• [GOAL] Filter for the word "Stress" and keep each matching line.
────────────────────
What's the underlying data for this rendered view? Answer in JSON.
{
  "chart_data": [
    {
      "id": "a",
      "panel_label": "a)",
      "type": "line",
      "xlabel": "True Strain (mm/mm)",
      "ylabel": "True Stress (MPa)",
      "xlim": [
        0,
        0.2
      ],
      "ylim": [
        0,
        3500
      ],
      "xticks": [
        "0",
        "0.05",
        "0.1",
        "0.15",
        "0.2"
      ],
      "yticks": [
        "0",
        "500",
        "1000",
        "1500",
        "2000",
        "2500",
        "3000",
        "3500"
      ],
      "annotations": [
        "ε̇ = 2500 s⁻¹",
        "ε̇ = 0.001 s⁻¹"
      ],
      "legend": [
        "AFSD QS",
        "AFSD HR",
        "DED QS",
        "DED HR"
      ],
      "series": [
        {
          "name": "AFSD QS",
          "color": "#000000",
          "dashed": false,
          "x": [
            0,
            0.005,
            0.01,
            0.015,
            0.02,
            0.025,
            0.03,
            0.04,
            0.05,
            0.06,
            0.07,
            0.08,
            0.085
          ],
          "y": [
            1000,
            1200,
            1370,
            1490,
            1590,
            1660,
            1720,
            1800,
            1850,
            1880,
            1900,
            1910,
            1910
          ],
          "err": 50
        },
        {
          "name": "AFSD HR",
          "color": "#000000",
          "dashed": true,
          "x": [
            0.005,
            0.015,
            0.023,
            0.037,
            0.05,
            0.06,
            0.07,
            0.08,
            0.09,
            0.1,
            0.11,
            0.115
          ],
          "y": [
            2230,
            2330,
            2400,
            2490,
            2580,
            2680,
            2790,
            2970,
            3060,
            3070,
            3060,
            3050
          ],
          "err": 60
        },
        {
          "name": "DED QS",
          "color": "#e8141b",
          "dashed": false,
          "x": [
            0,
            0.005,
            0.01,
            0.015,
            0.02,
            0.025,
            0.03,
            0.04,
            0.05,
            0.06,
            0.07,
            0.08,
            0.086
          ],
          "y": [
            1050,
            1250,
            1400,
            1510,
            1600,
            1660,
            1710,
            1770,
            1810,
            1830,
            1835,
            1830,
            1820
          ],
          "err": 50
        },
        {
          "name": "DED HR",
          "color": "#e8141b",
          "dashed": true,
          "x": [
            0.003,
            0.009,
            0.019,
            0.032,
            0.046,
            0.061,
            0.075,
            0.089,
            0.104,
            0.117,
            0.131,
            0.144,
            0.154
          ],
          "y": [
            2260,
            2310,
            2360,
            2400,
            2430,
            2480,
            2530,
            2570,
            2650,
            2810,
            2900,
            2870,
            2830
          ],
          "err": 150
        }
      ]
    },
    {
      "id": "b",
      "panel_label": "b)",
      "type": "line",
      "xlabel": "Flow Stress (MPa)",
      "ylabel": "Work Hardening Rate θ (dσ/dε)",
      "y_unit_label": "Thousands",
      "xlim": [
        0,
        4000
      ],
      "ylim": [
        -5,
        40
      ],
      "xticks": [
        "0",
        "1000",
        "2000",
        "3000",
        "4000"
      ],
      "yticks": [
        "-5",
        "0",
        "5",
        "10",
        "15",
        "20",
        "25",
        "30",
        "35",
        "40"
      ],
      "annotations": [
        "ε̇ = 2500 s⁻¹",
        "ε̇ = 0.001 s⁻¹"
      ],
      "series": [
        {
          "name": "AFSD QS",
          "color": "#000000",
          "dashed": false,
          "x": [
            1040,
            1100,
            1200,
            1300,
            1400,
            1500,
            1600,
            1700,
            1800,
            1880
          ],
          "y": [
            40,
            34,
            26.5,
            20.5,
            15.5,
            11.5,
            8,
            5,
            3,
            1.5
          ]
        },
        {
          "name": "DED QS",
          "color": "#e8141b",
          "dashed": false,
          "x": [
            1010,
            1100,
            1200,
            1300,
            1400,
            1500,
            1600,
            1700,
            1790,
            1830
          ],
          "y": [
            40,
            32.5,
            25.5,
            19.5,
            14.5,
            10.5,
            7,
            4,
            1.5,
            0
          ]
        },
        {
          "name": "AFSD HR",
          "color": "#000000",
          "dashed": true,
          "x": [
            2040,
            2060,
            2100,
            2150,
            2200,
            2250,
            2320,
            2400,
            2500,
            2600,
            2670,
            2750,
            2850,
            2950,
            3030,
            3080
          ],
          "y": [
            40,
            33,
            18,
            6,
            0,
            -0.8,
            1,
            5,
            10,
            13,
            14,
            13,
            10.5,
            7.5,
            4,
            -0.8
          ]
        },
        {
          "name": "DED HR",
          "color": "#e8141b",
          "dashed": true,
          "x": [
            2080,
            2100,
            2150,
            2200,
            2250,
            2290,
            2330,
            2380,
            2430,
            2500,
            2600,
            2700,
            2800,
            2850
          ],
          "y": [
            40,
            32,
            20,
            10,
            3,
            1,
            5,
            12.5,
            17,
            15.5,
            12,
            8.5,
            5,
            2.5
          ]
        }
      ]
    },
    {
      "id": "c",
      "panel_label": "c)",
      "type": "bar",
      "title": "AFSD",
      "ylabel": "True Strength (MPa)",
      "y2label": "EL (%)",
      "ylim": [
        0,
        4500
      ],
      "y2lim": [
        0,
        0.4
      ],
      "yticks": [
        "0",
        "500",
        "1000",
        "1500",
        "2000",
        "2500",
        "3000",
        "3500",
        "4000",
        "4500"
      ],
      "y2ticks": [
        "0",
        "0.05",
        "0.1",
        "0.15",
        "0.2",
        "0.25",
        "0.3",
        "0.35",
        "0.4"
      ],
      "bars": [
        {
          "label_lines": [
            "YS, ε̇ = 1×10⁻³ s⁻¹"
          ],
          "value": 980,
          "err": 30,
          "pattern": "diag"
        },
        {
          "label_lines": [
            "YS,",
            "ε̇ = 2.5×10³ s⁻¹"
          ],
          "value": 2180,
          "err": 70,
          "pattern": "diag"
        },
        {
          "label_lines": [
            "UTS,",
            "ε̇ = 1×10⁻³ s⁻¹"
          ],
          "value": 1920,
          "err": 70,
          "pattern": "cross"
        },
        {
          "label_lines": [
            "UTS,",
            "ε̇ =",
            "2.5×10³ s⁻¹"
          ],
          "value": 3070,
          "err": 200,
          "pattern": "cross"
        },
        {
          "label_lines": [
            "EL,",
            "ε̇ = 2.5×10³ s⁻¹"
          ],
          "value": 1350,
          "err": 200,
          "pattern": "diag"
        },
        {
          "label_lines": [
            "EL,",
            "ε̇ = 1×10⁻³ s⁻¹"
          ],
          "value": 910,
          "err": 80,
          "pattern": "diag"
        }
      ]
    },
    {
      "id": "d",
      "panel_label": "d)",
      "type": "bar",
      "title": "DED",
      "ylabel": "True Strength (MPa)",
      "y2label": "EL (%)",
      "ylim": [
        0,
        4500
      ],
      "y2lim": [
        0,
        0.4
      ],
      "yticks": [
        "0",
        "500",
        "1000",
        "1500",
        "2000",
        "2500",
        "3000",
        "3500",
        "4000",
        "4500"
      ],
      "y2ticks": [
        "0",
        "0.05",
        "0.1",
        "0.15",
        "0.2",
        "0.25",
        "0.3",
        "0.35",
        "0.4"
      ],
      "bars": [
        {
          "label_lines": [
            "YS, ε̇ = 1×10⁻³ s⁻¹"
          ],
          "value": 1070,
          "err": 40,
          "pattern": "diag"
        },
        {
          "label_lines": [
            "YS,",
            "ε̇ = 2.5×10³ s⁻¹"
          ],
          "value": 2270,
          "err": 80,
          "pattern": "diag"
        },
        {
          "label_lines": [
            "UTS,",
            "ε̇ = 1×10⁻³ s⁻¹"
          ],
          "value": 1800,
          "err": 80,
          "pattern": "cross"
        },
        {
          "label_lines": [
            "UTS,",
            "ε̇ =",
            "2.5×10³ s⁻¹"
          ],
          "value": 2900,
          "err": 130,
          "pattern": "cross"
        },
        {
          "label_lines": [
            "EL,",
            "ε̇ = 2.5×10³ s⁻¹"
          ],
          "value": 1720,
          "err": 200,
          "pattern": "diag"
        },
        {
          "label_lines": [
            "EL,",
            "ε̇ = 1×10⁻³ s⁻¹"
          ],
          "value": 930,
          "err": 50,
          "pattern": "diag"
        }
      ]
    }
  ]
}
────────────────────
• [FINAL ANSWER]
      "ylabel": "True Stress (MPa)",
      "xlabel": "Flow Stress (MPa)",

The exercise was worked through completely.